[TANTANGAN 1] Salin ulang bagian teks pengantar Injil Matius, dari "Hancurnya Bait Allah" sampai dengan "kota (lht. 11:20-24).".
[TANTANGAN 2] Menurut teks pengantar Injil Matius, di kota mana Injil Matius ditulis?
[TANTANGAN 3] Teruskan teks pengantar Injil Matius dengan bagian berikutnya, dimulai sesudah kalimat terakhirnya.

======== TEKS YANG DIBERIKAN

Wednesday, 2 January 2013

PENGANTAR KEPADA INJIL MATIUS

Oleh: Sugiman

Secara umum para ahli tafsir Perjanjian Baru mengatakan, bahwa Injil Matius ditulis sekitar tahun 80-an M (abad pertama) di Antiokhia-Siria. Artinya sesudah Bait Allah di Yerusalem dihancurkan oleh tentara Romawi pada tahun 70 M. Saat itu banyak orang Yahudi yang meninggal akibat peperangan pada masa itu.

Hancurnya Bait Allah di Yerusalem berarti hancurnya pusat kehidupan religius, sosial, politik dan ekonomi orang Yahudi. Jika tahun 80-an, berarti jemaat Kristen telah berdiri sekitar 50 tahun setelah kematian Yesus dan sekitar 10/15 tahun setelah Yerusalem dihancurkan. Berkuasanya kerajaan Yunani-Romawi, menjadikan hidup orang Kristen-Yahudi menderita. Hare dalam bukunya “Jewish Presecution Of Christian” mengatakan bahwa orang Kristen saat itu mengalami penganiayaan dari bangsa-bangsa lain. Mungkin inilah yang menyebabkan penulis Matius mengutip pernyataan Yesus ketika mengecam beberapa kota (lht. 11:20-24).

================
======== DATA TERSIMPAN

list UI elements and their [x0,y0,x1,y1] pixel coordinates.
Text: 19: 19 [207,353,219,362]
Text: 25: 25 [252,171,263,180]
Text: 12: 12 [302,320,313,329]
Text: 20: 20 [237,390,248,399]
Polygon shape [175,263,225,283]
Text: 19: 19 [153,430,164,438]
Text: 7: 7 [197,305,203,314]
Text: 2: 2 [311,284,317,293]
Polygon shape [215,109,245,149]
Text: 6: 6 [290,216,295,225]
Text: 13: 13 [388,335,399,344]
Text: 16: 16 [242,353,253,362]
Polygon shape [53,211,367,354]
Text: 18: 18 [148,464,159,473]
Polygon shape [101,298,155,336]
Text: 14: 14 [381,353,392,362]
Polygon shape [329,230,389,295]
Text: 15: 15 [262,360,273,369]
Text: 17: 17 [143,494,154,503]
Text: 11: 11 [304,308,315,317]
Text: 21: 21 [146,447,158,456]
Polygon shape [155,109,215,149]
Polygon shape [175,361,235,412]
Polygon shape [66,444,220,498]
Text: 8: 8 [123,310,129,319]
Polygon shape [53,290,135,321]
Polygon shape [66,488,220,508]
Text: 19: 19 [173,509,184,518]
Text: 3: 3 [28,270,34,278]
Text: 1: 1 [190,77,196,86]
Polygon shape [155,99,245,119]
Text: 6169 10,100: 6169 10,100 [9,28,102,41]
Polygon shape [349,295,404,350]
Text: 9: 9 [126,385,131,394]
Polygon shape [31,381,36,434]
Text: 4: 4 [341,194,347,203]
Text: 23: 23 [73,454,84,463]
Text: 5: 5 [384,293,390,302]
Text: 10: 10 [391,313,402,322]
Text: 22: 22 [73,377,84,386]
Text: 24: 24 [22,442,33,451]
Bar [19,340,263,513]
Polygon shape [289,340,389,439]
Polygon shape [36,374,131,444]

================

[JAWABAN TERTULIS 1]
Hancurnya Bait Allah di Yerusalem berarti hancurnya pusat kehidupan religius, sosial, politik dan ekonomi orang Yahudi. Jika tahun 80-an, berarti jemaat Kristen telah berdiri sekitar 50 tahun setelah kematian Yesus dan sekitar 10/15 tahun setelah Yerusalem dihancurkan. Berkuasanya kerajaan Yunani-Romawi, menjadikan hidup orang Kristen-Yahudi menderita. Hare dalam bukunya “Jewish Presecution Of Christian” mengatakan bahwa orang Kristen saat itu mengalami penganiayaan dari bangsa-bangsa lain. Mungkin inilah yang menyebabkan penulis Matius mengutip pernyataan Yesus ketika mengecam beberapa kota (lht. 11:20-24).

[JAWABAN TERTULIS 2] Di Antiokhia-Siria.

[JAWABAN TERTULIS 3]
Kehidupan orang Kristen-Yahudi saat itu membentuk kelompok-kelompok untuk bisa bertahan hidup. Dalam konteks itulah penulis Injil Matius mengutip ungkapan Yesus yang berbunyi, “marilah kepada-Ku semua yang letih lesu dan berbeban berat, Aku akan memberi kelegaan kepadamu” (11:28). Ungkapan ini memperlihatkan betapa menderitanya orang-orang Kristen saat itu. Namun, serentak dengan itu penulis Injil Matius juga memperlihatkan kepedulian, empati, keprihatinan dan belaskasihan Yesus kepada semua orang.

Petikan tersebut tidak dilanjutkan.